Exercise objective:
Find each line containing the string "boxers". Copy it.

※ ※ ※

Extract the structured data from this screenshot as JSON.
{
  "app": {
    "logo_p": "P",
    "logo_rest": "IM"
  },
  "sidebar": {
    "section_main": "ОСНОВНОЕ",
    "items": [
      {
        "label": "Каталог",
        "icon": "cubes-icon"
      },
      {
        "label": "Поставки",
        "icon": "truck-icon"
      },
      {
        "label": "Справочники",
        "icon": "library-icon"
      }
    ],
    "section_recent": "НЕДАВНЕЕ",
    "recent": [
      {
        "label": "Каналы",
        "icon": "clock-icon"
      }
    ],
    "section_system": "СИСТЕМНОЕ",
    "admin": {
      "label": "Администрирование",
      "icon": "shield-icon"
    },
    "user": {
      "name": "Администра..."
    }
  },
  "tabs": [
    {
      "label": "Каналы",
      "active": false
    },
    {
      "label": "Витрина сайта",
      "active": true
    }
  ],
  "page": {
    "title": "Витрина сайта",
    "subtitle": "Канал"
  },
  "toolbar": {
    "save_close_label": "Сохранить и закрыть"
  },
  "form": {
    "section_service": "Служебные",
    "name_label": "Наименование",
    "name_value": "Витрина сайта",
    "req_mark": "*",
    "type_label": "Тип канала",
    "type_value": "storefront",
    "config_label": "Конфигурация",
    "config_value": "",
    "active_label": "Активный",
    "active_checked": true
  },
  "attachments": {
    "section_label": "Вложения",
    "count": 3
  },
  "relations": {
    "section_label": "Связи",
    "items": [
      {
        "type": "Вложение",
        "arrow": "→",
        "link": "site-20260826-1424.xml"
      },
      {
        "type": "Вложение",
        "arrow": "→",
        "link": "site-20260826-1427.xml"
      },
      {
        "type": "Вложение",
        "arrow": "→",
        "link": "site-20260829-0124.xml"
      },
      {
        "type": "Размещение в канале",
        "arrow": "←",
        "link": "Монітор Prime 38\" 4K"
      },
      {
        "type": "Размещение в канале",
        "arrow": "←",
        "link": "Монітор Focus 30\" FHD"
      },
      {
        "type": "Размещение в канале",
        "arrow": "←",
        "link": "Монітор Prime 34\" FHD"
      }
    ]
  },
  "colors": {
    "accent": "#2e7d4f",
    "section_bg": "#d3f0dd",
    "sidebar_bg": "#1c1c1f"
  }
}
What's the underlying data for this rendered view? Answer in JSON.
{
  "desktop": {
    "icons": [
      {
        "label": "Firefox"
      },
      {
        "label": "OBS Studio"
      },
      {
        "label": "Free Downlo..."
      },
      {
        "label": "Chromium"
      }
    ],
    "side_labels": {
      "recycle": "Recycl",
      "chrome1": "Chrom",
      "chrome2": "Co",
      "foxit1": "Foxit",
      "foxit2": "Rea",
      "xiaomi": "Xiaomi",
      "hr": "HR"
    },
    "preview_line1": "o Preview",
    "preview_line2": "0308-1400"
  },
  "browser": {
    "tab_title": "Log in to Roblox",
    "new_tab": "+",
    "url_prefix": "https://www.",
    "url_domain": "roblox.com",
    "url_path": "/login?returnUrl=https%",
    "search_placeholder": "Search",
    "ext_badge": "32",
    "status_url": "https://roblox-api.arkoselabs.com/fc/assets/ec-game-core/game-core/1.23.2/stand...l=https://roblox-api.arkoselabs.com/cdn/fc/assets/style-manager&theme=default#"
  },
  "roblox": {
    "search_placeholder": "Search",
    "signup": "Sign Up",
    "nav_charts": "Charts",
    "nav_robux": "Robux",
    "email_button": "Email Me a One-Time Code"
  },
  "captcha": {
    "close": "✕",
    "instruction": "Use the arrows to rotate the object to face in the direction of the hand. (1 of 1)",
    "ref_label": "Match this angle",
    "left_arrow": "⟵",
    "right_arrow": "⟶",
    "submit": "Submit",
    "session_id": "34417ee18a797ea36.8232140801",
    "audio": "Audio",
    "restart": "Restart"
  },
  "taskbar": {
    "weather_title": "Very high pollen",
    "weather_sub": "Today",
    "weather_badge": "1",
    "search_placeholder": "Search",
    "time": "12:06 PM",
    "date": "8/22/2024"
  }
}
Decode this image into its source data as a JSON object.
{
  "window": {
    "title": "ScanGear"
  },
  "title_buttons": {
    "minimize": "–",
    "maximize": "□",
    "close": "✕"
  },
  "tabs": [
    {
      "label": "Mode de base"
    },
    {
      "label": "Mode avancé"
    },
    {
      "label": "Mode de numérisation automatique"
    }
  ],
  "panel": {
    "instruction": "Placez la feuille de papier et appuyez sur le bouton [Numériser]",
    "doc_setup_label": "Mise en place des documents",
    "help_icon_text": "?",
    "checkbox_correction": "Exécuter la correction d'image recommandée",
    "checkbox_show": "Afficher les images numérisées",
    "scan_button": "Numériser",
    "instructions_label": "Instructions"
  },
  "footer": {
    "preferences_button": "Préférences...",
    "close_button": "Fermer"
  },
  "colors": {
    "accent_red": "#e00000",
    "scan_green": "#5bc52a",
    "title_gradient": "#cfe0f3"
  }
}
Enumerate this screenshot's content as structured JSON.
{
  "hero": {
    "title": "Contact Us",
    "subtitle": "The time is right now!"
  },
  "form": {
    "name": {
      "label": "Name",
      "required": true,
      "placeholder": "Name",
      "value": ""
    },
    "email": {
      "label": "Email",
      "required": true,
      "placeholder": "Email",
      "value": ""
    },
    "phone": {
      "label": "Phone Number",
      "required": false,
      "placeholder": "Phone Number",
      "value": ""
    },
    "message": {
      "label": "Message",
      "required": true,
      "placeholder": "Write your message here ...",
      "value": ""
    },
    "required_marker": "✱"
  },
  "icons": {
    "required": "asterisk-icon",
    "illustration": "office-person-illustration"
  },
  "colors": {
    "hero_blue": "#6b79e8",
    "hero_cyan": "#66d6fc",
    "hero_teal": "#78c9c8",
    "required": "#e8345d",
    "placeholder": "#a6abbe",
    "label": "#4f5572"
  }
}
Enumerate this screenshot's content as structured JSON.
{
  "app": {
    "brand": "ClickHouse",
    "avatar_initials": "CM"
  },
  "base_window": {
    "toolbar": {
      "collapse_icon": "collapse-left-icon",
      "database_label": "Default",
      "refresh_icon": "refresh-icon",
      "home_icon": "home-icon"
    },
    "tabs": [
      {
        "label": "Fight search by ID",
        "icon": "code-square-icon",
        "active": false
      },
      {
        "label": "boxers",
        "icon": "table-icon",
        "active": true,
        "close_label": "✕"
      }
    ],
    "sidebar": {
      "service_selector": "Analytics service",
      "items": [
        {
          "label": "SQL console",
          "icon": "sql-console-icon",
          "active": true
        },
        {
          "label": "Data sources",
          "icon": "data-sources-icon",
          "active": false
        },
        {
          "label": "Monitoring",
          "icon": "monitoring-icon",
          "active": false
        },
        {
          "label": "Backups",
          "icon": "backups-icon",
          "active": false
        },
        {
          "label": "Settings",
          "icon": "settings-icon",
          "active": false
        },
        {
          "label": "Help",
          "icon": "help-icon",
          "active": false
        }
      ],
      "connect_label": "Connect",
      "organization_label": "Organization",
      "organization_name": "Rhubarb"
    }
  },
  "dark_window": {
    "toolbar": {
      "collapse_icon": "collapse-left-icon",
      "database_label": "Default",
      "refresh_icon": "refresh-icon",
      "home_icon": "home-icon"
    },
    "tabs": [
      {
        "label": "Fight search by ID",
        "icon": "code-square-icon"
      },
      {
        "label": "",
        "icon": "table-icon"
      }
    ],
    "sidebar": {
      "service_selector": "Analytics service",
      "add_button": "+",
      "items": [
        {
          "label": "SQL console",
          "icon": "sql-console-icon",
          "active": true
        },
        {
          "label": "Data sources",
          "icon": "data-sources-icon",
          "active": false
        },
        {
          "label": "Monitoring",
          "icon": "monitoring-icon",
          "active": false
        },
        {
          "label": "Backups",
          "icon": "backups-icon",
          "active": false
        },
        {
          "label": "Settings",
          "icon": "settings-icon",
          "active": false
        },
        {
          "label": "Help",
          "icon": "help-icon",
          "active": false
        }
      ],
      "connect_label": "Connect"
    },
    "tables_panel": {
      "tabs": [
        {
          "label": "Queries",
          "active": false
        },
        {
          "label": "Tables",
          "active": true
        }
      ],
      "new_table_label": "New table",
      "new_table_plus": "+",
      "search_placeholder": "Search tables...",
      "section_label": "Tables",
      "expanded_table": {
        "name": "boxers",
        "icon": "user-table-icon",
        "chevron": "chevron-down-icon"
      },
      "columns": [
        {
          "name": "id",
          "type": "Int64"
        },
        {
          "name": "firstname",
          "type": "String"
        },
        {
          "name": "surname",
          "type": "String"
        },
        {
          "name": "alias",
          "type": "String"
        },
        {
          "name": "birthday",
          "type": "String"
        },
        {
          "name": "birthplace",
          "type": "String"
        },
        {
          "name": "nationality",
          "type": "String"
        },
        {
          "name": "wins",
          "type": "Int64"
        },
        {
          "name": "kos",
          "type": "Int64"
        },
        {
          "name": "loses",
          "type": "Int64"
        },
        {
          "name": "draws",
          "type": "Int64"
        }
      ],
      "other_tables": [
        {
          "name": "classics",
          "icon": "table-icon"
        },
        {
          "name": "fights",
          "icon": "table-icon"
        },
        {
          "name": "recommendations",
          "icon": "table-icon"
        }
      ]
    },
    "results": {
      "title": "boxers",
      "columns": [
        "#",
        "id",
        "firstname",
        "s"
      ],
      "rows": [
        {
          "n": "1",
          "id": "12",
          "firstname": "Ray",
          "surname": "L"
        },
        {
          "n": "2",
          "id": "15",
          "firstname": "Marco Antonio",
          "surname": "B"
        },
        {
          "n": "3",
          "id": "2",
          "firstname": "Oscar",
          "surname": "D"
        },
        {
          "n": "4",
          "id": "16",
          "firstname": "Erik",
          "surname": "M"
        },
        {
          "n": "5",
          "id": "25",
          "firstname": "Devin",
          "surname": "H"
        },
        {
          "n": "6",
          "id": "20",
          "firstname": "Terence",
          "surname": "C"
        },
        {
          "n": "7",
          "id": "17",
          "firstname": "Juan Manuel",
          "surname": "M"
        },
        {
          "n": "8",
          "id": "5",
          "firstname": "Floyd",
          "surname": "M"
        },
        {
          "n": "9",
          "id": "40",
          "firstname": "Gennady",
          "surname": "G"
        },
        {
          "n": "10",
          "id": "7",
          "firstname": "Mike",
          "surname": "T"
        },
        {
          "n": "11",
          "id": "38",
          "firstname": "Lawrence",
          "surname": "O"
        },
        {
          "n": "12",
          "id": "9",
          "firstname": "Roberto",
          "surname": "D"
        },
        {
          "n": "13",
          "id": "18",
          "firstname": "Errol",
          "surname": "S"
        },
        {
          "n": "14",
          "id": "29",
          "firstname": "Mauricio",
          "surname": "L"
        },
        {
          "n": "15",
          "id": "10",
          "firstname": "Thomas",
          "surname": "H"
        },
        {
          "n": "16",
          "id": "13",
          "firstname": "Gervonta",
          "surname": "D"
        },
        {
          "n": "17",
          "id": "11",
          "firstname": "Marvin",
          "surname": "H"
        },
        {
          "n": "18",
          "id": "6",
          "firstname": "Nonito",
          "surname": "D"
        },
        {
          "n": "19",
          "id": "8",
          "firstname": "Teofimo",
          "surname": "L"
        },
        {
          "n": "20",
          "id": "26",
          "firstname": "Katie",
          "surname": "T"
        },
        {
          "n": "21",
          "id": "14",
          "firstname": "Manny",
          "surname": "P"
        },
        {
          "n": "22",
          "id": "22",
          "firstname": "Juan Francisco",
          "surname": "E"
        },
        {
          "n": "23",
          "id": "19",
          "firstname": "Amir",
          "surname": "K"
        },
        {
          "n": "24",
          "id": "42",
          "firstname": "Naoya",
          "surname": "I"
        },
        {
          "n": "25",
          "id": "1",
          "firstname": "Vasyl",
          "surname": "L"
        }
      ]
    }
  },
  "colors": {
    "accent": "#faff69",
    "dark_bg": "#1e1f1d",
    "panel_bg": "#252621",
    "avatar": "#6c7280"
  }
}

※ ※ ※

Exercise response:
        "label": "boxers",
        "name": "boxers",
      "title": "boxers",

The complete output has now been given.